→ **Set problem**
Go through the lines below and copy each one that holds the string "title".

-------------------------

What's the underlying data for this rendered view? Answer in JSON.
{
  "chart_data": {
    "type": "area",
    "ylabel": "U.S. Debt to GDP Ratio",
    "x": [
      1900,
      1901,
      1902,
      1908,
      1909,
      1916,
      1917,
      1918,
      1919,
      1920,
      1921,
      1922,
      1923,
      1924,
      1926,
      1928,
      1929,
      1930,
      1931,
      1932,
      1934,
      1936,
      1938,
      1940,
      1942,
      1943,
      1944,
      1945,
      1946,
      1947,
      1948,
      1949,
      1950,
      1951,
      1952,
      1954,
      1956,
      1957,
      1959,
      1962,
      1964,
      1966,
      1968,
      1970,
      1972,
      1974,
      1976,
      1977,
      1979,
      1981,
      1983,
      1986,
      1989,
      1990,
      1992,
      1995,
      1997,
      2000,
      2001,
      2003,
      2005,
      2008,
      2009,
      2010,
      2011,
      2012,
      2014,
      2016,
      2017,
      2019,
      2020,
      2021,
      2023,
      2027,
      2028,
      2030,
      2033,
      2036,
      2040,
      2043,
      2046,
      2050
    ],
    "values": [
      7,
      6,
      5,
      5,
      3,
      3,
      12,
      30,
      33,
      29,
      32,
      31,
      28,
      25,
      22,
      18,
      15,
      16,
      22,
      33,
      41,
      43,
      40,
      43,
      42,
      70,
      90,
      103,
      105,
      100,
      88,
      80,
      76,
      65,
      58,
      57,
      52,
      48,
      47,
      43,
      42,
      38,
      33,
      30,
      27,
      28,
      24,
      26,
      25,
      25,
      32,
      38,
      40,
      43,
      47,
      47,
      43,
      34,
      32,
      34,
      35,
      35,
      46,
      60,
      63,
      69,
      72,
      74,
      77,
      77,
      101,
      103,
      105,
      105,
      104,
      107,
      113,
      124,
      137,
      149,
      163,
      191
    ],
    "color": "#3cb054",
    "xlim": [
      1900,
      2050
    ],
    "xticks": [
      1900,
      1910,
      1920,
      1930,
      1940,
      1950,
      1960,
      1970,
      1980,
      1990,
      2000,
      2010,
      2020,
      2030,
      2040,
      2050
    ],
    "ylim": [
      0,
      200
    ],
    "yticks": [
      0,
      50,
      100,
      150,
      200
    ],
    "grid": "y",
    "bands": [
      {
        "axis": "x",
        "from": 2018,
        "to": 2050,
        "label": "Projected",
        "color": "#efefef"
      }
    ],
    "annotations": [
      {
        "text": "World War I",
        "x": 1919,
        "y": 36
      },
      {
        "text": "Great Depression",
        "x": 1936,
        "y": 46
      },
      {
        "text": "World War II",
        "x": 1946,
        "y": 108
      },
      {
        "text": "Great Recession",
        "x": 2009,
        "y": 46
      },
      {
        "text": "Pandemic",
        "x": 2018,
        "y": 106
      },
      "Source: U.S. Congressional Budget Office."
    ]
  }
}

-------------------------

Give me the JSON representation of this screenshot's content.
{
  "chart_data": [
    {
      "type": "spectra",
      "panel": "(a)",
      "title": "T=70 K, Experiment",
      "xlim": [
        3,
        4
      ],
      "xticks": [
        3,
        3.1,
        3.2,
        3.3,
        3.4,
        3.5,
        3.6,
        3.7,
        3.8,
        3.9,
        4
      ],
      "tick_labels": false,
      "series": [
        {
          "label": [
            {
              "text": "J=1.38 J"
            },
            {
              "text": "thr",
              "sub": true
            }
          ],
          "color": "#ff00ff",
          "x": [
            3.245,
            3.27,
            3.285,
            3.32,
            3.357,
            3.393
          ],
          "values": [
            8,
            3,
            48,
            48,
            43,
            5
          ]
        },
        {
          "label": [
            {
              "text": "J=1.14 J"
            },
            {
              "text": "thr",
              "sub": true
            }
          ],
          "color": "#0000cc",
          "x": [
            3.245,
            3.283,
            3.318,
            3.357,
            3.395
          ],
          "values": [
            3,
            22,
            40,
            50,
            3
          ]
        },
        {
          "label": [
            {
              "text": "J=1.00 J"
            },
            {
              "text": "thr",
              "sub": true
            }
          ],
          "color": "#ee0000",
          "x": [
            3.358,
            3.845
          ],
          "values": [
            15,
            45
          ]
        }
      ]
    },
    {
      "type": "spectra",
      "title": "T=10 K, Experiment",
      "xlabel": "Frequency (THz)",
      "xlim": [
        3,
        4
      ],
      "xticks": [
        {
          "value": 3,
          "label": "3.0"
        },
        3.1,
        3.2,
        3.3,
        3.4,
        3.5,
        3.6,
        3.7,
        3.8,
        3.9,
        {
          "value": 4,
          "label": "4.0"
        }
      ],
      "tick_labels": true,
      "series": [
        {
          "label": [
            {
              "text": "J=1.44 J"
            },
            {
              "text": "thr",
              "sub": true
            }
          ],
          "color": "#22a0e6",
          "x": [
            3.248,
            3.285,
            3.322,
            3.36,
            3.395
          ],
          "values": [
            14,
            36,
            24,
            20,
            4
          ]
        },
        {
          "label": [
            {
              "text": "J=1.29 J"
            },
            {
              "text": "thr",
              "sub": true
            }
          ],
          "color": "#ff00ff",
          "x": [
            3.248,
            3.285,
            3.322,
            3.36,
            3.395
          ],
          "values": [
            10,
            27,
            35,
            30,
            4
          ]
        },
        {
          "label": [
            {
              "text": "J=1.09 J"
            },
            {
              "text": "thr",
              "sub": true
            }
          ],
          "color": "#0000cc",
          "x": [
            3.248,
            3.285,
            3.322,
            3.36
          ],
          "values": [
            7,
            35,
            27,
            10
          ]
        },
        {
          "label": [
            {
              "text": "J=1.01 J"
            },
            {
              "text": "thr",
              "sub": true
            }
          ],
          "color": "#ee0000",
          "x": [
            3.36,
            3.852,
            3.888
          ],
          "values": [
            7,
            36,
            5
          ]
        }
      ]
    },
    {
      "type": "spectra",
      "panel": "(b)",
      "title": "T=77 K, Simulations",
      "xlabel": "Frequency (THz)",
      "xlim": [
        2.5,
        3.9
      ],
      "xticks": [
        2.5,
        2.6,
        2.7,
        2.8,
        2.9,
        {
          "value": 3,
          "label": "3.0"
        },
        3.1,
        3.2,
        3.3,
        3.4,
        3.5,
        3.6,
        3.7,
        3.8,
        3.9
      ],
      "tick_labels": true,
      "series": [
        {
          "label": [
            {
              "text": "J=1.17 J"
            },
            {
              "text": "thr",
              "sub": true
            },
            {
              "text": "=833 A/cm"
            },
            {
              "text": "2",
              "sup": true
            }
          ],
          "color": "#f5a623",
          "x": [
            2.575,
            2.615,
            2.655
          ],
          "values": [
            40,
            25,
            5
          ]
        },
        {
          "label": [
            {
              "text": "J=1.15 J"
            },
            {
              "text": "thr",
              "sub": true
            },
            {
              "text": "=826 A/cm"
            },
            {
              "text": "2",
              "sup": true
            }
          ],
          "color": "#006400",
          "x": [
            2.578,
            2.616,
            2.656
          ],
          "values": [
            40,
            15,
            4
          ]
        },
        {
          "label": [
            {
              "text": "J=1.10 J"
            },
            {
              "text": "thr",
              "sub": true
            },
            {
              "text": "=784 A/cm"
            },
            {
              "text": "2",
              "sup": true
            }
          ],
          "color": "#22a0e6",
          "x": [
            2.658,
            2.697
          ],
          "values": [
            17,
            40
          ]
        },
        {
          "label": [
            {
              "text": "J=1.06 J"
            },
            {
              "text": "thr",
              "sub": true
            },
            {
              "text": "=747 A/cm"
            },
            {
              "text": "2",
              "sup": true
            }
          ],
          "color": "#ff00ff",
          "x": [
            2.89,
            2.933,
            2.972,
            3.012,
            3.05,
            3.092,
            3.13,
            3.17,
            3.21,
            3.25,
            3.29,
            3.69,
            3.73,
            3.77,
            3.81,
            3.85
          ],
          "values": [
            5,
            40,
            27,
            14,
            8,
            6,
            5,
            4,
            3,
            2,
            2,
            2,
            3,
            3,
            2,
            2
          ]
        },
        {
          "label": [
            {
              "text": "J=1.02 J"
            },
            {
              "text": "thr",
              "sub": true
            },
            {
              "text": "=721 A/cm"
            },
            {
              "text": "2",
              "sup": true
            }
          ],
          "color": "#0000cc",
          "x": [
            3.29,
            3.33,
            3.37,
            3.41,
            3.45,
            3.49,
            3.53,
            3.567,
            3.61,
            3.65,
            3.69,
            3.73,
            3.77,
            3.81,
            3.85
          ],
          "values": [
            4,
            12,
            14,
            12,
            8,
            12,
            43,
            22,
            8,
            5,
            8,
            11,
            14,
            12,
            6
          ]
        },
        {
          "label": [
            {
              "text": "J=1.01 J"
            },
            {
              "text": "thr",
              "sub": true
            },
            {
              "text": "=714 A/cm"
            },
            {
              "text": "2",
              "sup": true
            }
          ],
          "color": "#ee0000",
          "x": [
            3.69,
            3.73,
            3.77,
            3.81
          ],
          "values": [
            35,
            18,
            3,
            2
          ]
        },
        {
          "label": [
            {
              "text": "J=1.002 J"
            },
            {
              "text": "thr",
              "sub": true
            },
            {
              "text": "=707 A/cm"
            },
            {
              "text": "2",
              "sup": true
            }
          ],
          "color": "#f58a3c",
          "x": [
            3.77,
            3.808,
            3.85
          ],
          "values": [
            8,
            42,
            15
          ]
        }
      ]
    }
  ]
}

-------------------------

→ **Worked answer**
      "title": "T=70 K, Experiment",
      "title": "T=10 K, Experiment",
      "title": "T=77 K, Simulations",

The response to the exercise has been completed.